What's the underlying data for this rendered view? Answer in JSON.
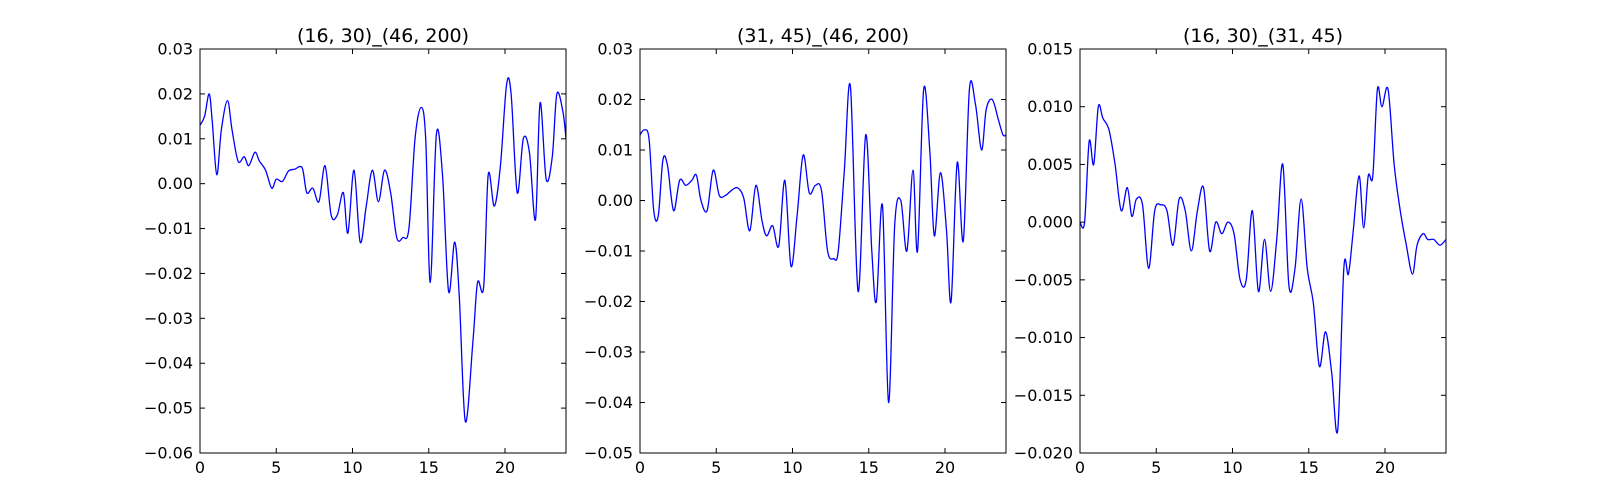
{
  "figure": {
    "line_color": "#0000ff",
    "frame_color": "#000000"
  },
  "chart_data": [
    {
      "type": "line",
      "title": "(16, 30)_(46, 200)",
      "xlabel": "",
      "ylabel": "",
      "xlim": [
        0,
        24
      ],
      "ylim": [
        -0.06,
        0.03
      ],
      "xticks": [
        0,
        5,
        10,
        15,
        20
      ],
      "xtick_labels": [
        "0",
        "5",
        "10",
        "15",
        "20"
      ],
      "yticks": [
        -0.06,
        -0.05,
        -0.04,
        -0.03,
        -0.02,
        -0.01,
        0.0,
        0.01,
        0.02,
        0.03
      ],
      "ytick_labels": [
        "−0.06",
        "−0.05",
        "−0.04",
        "−0.03",
        "−0.02",
        "−0.01",
        "0.00",
        "0.01",
        "0.02",
        "0.03"
      ],
      "grid": false,
      "series": [
        {
          "x": [
            0,
            0.3,
            0.6,
            0.8,
            1.1,
            1.4,
            1.8,
            2.1,
            2.5,
            2.9,
            3.2,
            3.6,
            3.9,
            4.3,
            4.7,
            5.0,
            5.4,
            5.8,
            6.2,
            6.7,
            7.0,
            7.4,
            7.8,
            8.2,
            8.6,
            9.0,
            9.4,
            9.7,
            10.1,
            10.5,
            10.9,
            11.3,
            11.7,
            12.1,
            12.5,
            12.9,
            13.3,
            13.7,
            14.1,
            14.5,
            14.8,
            15.1,
            15.5,
            15.9,
            16.3,
            16.7,
            17.0,
            17.4,
            17.9,
            18.2,
            18.6,
            18.9,
            19.3,
            19.7,
            20.1,
            20.4,
            20.8,
            21.2,
            21.6,
            22.0,
            22.3,
            22.7,
            23.1,
            23.4,
            23.8,
            24.0
          ],
          "y": [
            0.013,
            0.015,
            0.02,
            0.014,
            0.002,
            0.012,
            0.0185,
            0.012,
            0.005,
            0.006,
            0.004,
            0.007,
            0.005,
            0.003,
            -0.001,
            0.001,
            0.0005,
            0.0028,
            0.0032,
            0.0035,
            -0.002,
            -0.001,
            -0.004,
            0.004,
            -0.007,
            -0.007,
            -0.002,
            -0.011,
            0.003,
            -0.013,
            -0.005,
            0.003,
            -0.004,
            0.003,
            -0.002,
            -0.012,
            -0.012,
            -0.01,
            0.01,
            0.017,
            0.01,
            -0.022,
            0.011,
            0.002,
            -0.024,
            -0.013,
            -0.025,
            -0.053,
            -0.035,
            -0.022,
            -0.023,
            0.002,
            -0.005,
            0.004,
            0.022,
            0.02,
            -0.002,
            0.01,
            0.007,
            -0.008,
            0.018,
            0.001,
            0.006,
            0.02,
            0.016,
            0.01
          ]
        }
      ]
    },
    {
      "type": "line",
      "title": "(31, 45)_(46, 200)",
      "xlabel": "",
      "ylabel": "",
      "xlim": [
        0,
        24
      ],
      "ylim": [
        -0.05,
        0.03
      ],
      "xticks": [
        0,
        5,
        10,
        15,
        20
      ],
      "xtick_labels": [
        "0",
        "5",
        "10",
        "15",
        "20"
      ],
      "yticks": [
        -0.05,
        -0.04,
        -0.03,
        -0.02,
        -0.01,
        0.0,
        0.01,
        0.02,
        0.03
      ],
      "ytick_labels": [
        "−0.05",
        "−0.04",
        "−0.03",
        "−0.02",
        "−0.01",
        "0.00",
        "0.01",
        "0.02",
        "0.03"
      ],
      "grid": false,
      "series": [
        {
          "x": [
            0,
            0.3,
            0.6,
            0.9,
            1.2,
            1.5,
            1.8,
            2.2,
            2.6,
            3.0,
            3.4,
            3.7,
            4.0,
            4.4,
            4.8,
            5.2,
            5.6,
            6.0,
            6.4,
            6.8,
            7.2,
            7.6,
            8.0,
            8.3,
            8.7,
            9.1,
            9.5,
            9.9,
            10.3,
            10.7,
            11.1,
            11.5,
            11.9,
            12.3,
            12.7,
            13.0,
            13.4,
            13.8,
            14.3,
            14.8,
            15.2,
            15.5,
            15.9,
            16.3,
            16.7,
            17.1,
            17.5,
            17.9,
            18.2,
            18.6,
            19.0,
            19.3,
            19.7,
            20.1,
            20.4,
            20.8,
            21.2,
            21.6,
            22.0,
            22.4,
            22.7,
            23.1,
            23.5,
            23.8,
            24.0
          ],
          "y": [
            0.013,
            0.014,
            0.012,
            -0.002,
            -0.003,
            0.008,
            0.007,
            -0.002,
            0.004,
            0.003,
            0.004,
            0.005,
            0.0,
            -0.002,
            0.006,
            0.001,
            0.001,
            0.002,
            0.0025,
            0.0005,
            -0.006,
            0.003,
            -0.004,
            -0.007,
            -0.005,
            -0.009,
            0.004,
            -0.013,
            -0.003,
            0.009,
            0.0015,
            0.003,
            0.002,
            -0.01,
            -0.0115,
            -0.01,
            0.006,
            0.0225,
            -0.018,
            0.013,
            -0.01,
            -0.02,
            -0.001,
            -0.04,
            -0.005,
            0.0,
            -0.01,
            0.006,
            -0.01,
            0.022,
            0.01,
            -0.007,
            0.0055,
            -0.006,
            -0.02,
            0.0075,
            -0.008,
            0.022,
            0.019,
            0.01,
            0.018,
            0.02,
            0.016,
            0.013,
            0.013
          ]
        }
      ]
    },
    {
      "type": "line",
      "title": "(16, 30)_(31, 45)",
      "xlabel": "",
      "ylabel": "",
      "xlim": [
        0,
        24
      ],
      "ylim": [
        -0.02,
        0.015
      ],
      "xticks": [
        0,
        5,
        10,
        15,
        20
      ],
      "xtick_labels": [
        "0",
        "5",
        "10",
        "15",
        "20"
      ],
      "yticks": [
        -0.02,
        -0.015,
        -0.01,
        -0.005,
        0.0,
        0.005,
        0.01,
        0.015
      ],
      "ytick_labels": [
        "−0.020",
        "−0.015",
        "−0.010",
        "−0.005",
        "0.000",
        "0.005",
        "0.010",
        "0.015"
      ],
      "grid": false,
      "series": [
        {
          "x": [
            0,
            0.3,
            0.6,
            0.9,
            1.2,
            1.5,
            1.9,
            2.3,
            2.7,
            3.1,
            3.4,
            3.7,
            4.1,
            4.5,
            4.9,
            5.3,
            5.7,
            6.1,
            6.5,
            6.9,
            7.3,
            7.7,
            8.1,
            8.5,
            8.9,
            9.3,
            9.7,
            10.1,
            10.5,
            10.9,
            11.3,
            11.7,
            12.1,
            12.5,
            12.9,
            13.3,
            13.7,
            14.1,
            14.5,
            14.9,
            15.3,
            15.7,
            16.1,
            16.5,
            16.9,
            17.3,
            17.6,
            17.9,
            18.3,
            18.6,
            18.9,
            19.2,
            19.5,
            19.8,
            20.2,
            20.6,
            21.0,
            21.4,
            21.8,
            22.1,
            22.5,
            22.8,
            23.2,
            23.6,
            24.0
          ],
          "y": [
            0.0,
            0.0,
            0.007,
            0.005,
            0.01,
            0.009,
            0.008,
            0.005,
            0.001,
            0.003,
            0.0005,
            0.002,
            0.0015,
            -0.004,
            0.001,
            0.0015,
            0.001,
            -0.002,
            0.002,
            0.001,
            -0.0025,
            0.001,
            0.003,
            -0.0025,
            0.0,
            -0.001,
            0.0,
            -0.001,
            -0.005,
            -0.005,
            0.001,
            -0.006,
            -0.0015,
            -0.006,
            -0.0015,
            0.005,
            -0.0055,
            -0.004,
            0.002,
            -0.004,
            -0.007,
            -0.0125,
            -0.0095,
            -0.013,
            -0.018,
            -0.004,
            -0.0045,
            -0.001,
            0.004,
            -0.0005,
            0.004,
            0.004,
            0.0115,
            0.01,
            0.0115,
            0.005,
            0.001,
            -0.002,
            -0.0045,
            -0.002,
            -0.001,
            -0.0015,
            -0.0015,
            -0.002,
            -0.0015
          ]
        }
      ]
    }
  ]
}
________
- What to work on
Check each line of the records above for the string "title", and report every line that has it.

- Worked solution
      "title": "(16, 30)_(46, 200)",
      "title": "(31, 45)_(46, 200)",
      "title": "(16, 30)_(31, 45)",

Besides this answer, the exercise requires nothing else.